What you will do |
Report, word for word, every line of the material that contains "durumunda".

# # # # # # #

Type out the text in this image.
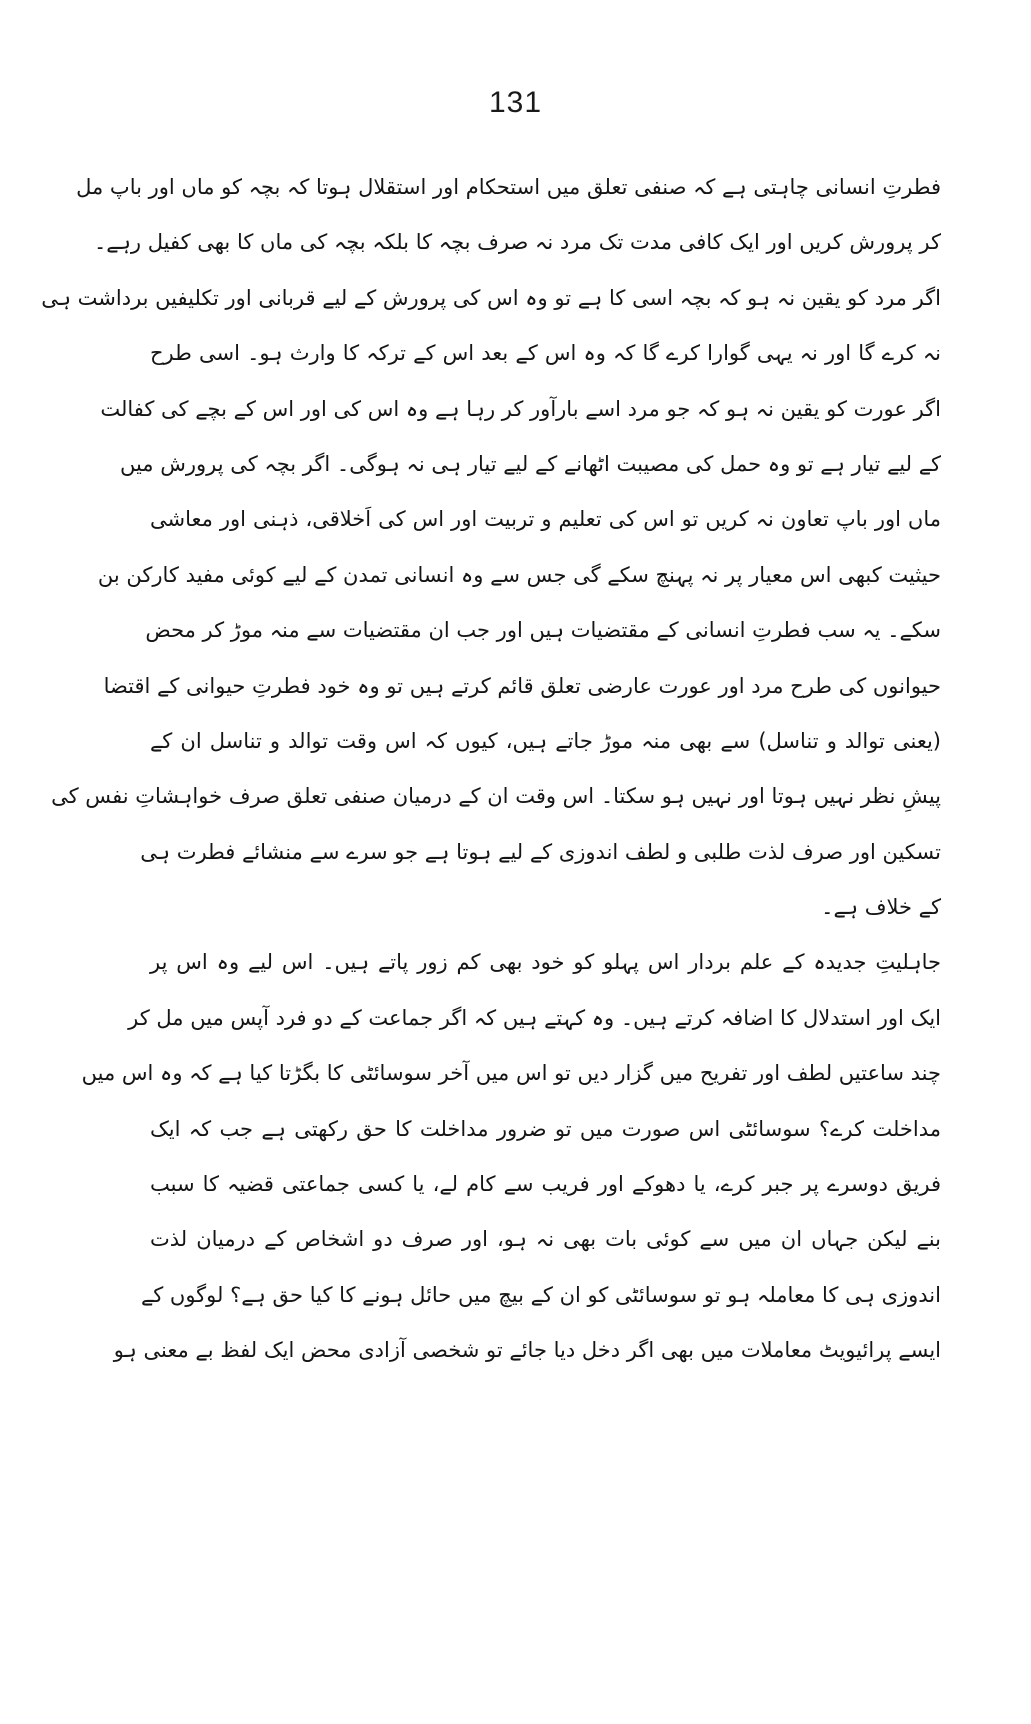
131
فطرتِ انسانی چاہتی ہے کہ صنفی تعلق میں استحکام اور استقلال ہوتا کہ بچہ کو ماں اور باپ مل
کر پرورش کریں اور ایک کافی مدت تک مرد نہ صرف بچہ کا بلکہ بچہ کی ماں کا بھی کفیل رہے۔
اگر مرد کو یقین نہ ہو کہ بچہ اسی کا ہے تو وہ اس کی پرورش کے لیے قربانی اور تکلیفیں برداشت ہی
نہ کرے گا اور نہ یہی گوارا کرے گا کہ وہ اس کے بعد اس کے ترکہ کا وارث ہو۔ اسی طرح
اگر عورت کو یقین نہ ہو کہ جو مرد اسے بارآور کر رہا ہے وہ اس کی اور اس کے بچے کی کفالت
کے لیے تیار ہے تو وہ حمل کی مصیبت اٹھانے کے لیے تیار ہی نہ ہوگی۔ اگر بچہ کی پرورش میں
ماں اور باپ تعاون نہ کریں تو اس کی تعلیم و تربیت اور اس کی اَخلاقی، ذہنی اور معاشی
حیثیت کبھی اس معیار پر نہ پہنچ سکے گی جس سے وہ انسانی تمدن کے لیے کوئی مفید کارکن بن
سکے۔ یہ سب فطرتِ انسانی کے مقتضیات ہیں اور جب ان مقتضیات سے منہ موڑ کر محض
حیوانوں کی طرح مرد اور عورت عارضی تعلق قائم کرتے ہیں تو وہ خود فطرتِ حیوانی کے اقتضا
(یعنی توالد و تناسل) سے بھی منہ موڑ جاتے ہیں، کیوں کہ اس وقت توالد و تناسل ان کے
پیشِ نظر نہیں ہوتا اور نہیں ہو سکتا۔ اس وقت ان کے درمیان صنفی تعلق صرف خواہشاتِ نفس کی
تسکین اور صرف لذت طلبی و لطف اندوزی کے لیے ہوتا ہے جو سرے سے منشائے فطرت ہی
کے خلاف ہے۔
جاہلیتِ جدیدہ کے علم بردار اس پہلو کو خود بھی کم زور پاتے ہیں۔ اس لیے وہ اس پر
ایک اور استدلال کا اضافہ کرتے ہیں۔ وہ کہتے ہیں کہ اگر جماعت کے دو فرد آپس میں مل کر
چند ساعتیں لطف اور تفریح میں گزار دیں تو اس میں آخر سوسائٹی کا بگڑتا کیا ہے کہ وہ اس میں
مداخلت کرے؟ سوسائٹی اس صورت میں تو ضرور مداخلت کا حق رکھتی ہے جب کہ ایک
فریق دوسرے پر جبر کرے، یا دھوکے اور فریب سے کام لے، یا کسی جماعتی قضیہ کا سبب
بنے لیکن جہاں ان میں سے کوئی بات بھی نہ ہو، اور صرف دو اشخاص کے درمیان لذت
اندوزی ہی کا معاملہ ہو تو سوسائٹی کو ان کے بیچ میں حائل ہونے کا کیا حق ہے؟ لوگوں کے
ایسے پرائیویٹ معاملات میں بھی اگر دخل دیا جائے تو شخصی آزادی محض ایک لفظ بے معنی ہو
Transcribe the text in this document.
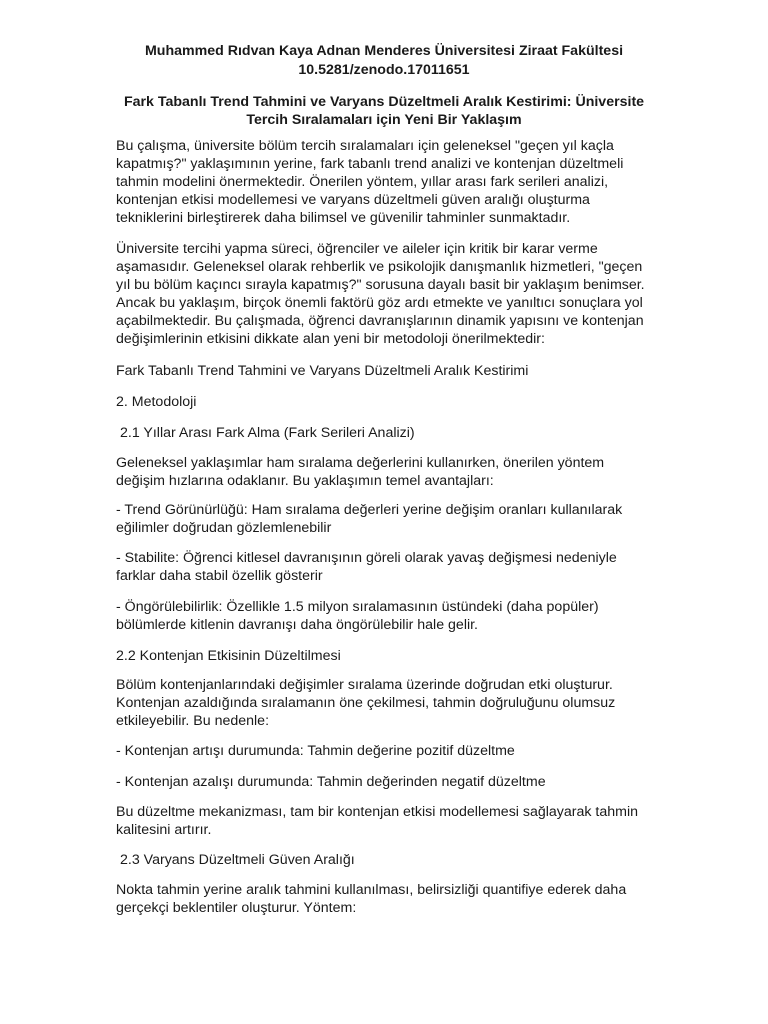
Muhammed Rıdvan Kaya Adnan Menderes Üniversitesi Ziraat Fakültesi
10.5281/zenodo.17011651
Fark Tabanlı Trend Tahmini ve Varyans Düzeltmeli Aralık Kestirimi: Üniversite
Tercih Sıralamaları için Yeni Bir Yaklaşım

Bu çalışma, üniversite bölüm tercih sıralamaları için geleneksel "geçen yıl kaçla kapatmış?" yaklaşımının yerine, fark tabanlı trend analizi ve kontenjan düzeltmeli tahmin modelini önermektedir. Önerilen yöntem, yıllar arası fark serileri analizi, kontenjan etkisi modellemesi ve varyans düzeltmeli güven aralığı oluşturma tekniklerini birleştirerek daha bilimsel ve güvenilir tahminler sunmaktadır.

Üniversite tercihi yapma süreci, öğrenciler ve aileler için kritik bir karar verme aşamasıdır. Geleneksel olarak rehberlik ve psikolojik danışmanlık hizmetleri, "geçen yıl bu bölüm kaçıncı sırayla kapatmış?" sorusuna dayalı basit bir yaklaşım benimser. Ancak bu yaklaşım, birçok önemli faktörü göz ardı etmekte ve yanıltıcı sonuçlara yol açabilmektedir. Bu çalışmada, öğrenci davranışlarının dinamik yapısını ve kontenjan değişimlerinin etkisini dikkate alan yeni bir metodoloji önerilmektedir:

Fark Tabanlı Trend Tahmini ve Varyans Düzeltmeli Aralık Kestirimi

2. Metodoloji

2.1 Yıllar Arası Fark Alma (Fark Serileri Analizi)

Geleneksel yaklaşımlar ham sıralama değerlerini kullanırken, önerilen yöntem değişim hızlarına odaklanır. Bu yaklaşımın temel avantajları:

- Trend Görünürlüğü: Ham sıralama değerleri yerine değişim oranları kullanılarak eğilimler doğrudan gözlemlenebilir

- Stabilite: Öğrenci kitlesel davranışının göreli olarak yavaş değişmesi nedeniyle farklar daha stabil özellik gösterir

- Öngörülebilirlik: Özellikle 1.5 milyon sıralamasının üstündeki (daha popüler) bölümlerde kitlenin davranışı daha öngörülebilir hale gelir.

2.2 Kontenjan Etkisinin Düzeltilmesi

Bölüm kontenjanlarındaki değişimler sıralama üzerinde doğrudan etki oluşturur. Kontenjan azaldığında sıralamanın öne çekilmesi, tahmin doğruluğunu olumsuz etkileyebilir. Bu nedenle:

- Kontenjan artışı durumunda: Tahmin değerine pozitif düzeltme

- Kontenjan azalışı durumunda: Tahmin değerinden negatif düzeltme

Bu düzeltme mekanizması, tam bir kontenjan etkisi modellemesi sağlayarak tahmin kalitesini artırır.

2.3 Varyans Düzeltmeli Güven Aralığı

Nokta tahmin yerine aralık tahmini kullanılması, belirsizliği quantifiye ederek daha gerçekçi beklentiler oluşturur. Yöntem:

# # # # # # #

Answer for this exercise |
- Kontenjan artışı durumunda: Tahmin değerine pozitif düzeltme
- Kontenjan azalışı durumunda: Tahmin değerinden negatif düzeltme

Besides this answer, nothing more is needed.